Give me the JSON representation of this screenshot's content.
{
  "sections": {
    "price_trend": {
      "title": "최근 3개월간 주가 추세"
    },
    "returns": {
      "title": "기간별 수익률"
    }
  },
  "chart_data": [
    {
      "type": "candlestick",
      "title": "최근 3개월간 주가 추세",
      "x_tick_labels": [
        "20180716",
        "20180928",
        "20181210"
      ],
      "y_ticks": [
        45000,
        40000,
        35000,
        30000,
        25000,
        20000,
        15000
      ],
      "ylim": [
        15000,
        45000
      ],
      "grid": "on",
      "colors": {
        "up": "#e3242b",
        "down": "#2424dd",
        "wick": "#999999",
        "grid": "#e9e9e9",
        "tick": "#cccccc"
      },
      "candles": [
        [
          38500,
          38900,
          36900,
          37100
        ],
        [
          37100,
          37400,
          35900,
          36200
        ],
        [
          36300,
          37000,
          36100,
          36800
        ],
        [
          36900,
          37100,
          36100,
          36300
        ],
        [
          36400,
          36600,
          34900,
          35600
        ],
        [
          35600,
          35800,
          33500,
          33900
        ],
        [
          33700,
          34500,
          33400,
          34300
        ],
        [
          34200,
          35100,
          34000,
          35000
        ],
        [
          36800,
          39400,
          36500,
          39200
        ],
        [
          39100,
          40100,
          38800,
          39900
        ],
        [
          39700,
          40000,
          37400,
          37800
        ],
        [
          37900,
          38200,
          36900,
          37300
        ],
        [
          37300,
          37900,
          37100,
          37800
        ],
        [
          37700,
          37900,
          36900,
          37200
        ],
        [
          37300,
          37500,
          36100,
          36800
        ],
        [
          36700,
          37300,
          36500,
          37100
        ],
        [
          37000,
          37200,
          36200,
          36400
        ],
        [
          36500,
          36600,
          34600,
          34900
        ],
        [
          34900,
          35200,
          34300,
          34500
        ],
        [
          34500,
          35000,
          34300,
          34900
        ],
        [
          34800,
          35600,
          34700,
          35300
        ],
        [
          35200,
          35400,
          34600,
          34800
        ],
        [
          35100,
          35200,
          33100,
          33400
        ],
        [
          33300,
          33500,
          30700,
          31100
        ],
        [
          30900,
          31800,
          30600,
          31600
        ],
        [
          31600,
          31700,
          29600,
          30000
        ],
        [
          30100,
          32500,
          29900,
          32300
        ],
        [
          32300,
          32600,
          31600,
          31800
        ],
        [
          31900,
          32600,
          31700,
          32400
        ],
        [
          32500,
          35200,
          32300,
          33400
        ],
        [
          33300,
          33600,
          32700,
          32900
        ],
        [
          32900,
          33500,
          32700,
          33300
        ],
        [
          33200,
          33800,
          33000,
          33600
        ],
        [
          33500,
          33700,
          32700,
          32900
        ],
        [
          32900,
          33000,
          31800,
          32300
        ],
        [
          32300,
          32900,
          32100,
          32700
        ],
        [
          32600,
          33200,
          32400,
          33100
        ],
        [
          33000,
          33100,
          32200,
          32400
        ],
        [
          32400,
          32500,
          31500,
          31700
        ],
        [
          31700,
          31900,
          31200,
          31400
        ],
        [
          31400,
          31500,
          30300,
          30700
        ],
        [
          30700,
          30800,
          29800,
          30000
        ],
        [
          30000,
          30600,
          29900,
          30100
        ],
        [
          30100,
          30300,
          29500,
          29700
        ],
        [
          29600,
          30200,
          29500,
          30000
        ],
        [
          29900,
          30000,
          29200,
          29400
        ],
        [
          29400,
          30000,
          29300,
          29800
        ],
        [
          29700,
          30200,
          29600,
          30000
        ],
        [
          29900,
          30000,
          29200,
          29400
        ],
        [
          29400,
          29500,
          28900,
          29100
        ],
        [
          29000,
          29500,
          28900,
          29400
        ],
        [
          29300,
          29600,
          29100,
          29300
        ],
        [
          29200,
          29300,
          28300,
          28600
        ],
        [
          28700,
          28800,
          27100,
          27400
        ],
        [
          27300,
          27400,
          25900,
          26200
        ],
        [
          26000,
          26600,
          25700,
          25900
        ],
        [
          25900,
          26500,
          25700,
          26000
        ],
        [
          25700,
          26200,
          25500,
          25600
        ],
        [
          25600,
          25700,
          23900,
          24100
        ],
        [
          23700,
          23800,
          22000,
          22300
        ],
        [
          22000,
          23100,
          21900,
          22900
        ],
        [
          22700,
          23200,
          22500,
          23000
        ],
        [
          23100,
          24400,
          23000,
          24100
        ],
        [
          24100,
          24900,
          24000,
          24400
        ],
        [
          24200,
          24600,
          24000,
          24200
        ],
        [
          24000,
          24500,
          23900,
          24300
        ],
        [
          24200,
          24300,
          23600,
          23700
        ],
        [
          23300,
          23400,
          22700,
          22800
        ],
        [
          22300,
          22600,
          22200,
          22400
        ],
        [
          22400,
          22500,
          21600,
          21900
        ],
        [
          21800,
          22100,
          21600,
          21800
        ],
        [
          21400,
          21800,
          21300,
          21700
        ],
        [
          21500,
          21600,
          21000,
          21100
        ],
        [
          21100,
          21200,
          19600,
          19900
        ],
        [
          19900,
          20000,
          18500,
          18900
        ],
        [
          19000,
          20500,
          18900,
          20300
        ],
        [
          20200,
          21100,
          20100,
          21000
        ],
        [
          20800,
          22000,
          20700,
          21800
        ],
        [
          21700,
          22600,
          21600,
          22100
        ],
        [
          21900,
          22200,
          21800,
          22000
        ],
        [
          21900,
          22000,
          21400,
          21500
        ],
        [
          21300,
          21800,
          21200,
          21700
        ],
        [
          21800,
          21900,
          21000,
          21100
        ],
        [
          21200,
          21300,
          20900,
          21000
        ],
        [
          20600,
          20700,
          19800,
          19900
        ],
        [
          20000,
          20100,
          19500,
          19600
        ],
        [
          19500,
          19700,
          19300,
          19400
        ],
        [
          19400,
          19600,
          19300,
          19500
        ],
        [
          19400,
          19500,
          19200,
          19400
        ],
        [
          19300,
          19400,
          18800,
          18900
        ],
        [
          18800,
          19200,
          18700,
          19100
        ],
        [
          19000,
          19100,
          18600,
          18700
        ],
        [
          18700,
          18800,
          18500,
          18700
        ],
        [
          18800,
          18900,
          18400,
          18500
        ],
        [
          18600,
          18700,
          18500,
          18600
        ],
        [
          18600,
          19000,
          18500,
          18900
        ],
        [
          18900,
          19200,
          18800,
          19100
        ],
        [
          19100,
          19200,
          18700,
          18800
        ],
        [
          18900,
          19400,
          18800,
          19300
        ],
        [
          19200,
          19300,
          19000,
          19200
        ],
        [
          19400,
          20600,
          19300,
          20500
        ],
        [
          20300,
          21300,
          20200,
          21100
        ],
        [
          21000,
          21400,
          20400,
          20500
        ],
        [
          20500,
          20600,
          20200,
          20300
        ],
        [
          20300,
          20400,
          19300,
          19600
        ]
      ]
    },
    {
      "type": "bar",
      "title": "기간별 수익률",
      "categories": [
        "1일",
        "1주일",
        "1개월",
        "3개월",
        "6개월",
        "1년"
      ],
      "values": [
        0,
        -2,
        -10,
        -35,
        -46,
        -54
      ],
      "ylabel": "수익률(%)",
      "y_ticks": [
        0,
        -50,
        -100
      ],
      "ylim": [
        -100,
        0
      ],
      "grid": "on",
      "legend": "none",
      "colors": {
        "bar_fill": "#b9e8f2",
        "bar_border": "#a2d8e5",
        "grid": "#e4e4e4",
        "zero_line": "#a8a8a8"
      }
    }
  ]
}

Description of the task: Write out all of the records above exactly as they appear.

Result for this exercise:
Give me the JSON representation of this screenshot's content.
{
  "sections": {
    "price_trend": {
      "title": "최근 3개월간 주가 추세"
    },
    "returns": {
      "title": "기간별 수익률"
    }
  },
  "chart_data": [
    {
      "type": "candlestick",
      "title": "최근 3개월간 주가 추세",
      "x_tick_labels": [
        "20180716",
        "20180928",
        "20181210"
      ],
      "y_ticks": [
        45000,
        40000,
        35000,
        30000,
        25000,
        20000,
        15000
      ],
      "ylim": [
        15000,
        45000
      ],
      "grid": "on",
      "colors": {
        "up": "#e3242b",
        "down": "#2424dd",
        "wick": "#999999",
        "grid": "#e9e9e9",
        "tick": "#cccccc"
      },
      "candles": [
        [
          38500,
          38900,
          36900,
          37100
        ],
        [
          37100,
          37400,
          35900,
          36200
        ],
        [
          36300,
          37000,
          36100,
          36800
        ],
        [
          36900,
          37100,
          36100,
          36300
        ],
        [
          36400,
          36600,
          34900,
          35600
        ],
        [
          35600,
          35800,
          33500,
          33900
        ],
        [
          33700,
          34500,
          33400,
          34300
        ],
        [
          34200,
          35100,
          34000,
          35000
        ],
        [
          36800,
          39400,
          36500,
          39200
        ],
        [
          39100,
          40100,
          38800,
          39900
        ],
        [
          39700,
          40000,
          37400,
          37800
        ],
        [
          37900,
          38200,
          36900,
          37300
        ],
        [
          37300,
          37900,
          37100,
          37800
        ],
        [
          37700,
          37900,
          36900,
          37200
        ],
        [
          37300,
          37500,
          36100,
          36800
        ],
        [
          36700,
          37300,
          36500,
          37100
        ],
        [
          37000,
          37200,
          36200,
          36400
        ],
        [
          36500,
          36600,
          34600,
          34900
        ],
        [
          34900,
          35200,
          34300,
          34500
        ],
        [
          34500,
          35000,
          34300,
          34900
        ],
        [
          34800,
          35600,
          34700,
          35300
        ],
        [
          35200,
          35400,
          34600,
          34800
        ],
        [
          35100,
          35200,
          33100,
          33400
        ],
        [
          33300,
          33500,
          30700,
          31100
        ],
        [
          30900,
          31800,
          30600,
          31600
        ],
        [
          31600,
          31700,
          29600,
          30000
        ],
        [
          30100,
          32500,
          29900,
          32300
        ],
        [
          32300,
          32600,
          31600,
          31800
        ],
        [
          31900,
          32600,
          31700,
          32400
        ],
        [
          32500,
          35200,
          32300,
          33400
        ],
        [
          33300,
          33600,
          32700,
          32900
        ],
        [
          32900,
          33500,
          32700,
          33300
        ],
        [
          33200,
          33800,
          33000,
          33600
        ],
        [
          33500,
          33700,
          32700,
          32900
        ],
        [
          32900,
          33000,
          31800,
          32300
        ],
        [
          32300,
          32900,
          32100,
          32700
        ],
        [
          32600,
          33200,
          32400,
          33100
        ],
        [
          33000,
          33100,
          32200,
          32400
        ],
        [
          32400,
          32500,
          31500,
          31700
        ],
        [
          31700,
          31900,
          31200,
          31400
        ],
        [
          31400,
          31500,
          30300,
          30700
        ],
        [
          30700,
          30800,
          29800,
          30000
        ],
        [
          30000,
          30600,
          29900,
          30100
        ],
        [
          30100,
          30300,
          29500,
          29700
        ],
        [
          29600,
          30200,
          29500,
          30000
        ],
        [
          29900,
          30000,
          29200,
          29400
        ],
        [
          29400,
          30000,
          29300,
          29800
        ],
        [
          29700,
          30200,
          29600,
          30000
        ],
        [
          29900,
          30000,
          29200,
          29400
        ],
        [
          29400,
          29500,
          28900,
          29100
        ],
        [
          29000,
          29500,
          28900,
          29400
        ],
        [
          29300,
          29600,
          29100,
          29300
        ],
        [
          29200,
          29300,
          28300,
          28600
        ],
        [
          28700,
          28800,
          27100,
          27400
        ],
        [
          27300,
          27400,
          25900,
          26200
        ],
        [
          26000,
          26600,
          25700,
          25900
        ],
        [
          25900,
          26500,
          25700,
          26000
        ],
        [
          25700,
          26200,
          25500,
          25600
        ],
        [
          25600,
          25700,
          23900,
          24100
        ],
        [
          23700,
          23800,
          22000,
          22300
        ],
        [
          22000,
          23100,
          21900,
          22900
        ],
        [
          22700,
          23200,
          22500,
          23000
        ],
        [
          23100,
          24400,
          23000,
          24100
        ],
        [
          24100,
          24900,
          24000,
          24400
        ],
        [
          24200,
          24600,
          24000,
          24200
        ],
        [
          24000,
          24500,
          23900,
          24300
        ],
        [
          24200,
          24300,
          23600,
          23700
        ],
        [
          23300,
          23400,
          22700,
          22800
        ],
        [
          22300,
          22600,
          22200,
          22400
        ],
        [
          22400,
          22500,
          21600,
          21900
        ],
        [
          21800,
          22100,
          21600,
          21800
        ],
        [
          21400,
          21800,
          21300,
          21700
        ],
        [
          21500,
          21600,
          21000,
          21100
        ],
        [
          21100,
          21200,
          19600,
          19900
        ],
        [
          19900,
          20000,
          18500,
          18900
        ],
        [
          19000,
          20500,
          18900,
          20300
        ],
        [
          20200,
          21100,
          20100,
          21000
        ],
        [
          20800,
          22000,
          20700,
          21800
        ],
        [
          21700,
          22600,
          21600,
          22100
        ],
        [
          21900,
          22200,
          21800,
          22000
        ],
        [
          21900,
          22000,
          21400,
          21500
        ],
        [
          21300,
          21800,
          21200,
          21700
        ],
        [
          21800,
          21900,
          21000,
          21100
        ],
        [
          21200,
          21300,
          20900,
          21000
        ],
        [
          20600,
          20700,
          19800,
          19900
        ],
        [
          20000,
          20100,
          19500,
          19600
        ],
        [
          19500,
          19700,
          19300,
          19400
        ],
        [
          19400,
          19600,
          19300,
          19500
        ],
        [
          19400,
          19500,
          19200,
          19400
        ],
        [
          19300,
          19400,
          18800,
          18900
        ],
        [
          18800,
          19200,
          18700,
          19100
        ],
        [
          19000,
          19100,
          18600,
          18700
        ],
        [
          18700,
          18800,
          18500,
          18700
        ],
        [
          18800,
          18900,
          18400,
          18500
        ],
        [
          18600,
          18700,
          18500,
          18600
        ],
        [
          18600,
          19000,
          18500,
          18900
        ],
        [
          18900,
          19200,
          18800,
          19100
        ],
        [
          19100,
          19200,
          18700,
          18800
        ],
        [
          18900,
          19400,
          18800,
          19300
        ],
        [
          19200,
          19300,
          19000,
          19200
        ],
        [
          19400,
          20600,
          19300,
          20500
        ],
        [
          20300,
          21300,
          20200,
          21100
        ],
        [
          21000,
          21400,
          20400,
          20500
        ],
        [
          20500,
          20600,
          20200,
          20300
        ],
        [
          20300,
          20400,
          19300,
          19600
        ]
      ]
    },
    {
      "type": "bar",
      "title": "기간별 수익률",
      "categories": [
        "1일",
        "1주일",
        "1개월",
        "3개월",
        "6개월",
        "1년"
      ],
      "values": [
        0,
        -2,
        -10,
        -35,
        -46,
        -54
      ],
      "ylabel": "수익률(%)",
      "y_ticks": [
        0,
        -50,
        -100
      ],
      "ylim": [
        -100,
        0
      ],
      "grid": "on",
      "legend": "none",
      "colors": {
        "bar_fill": "#b9e8f2",
        "bar_border": "#a2d8e5",
        "grid": "#e4e4e4",
        "zero_line": "#a8a8a8"
      }
    }
  ]
}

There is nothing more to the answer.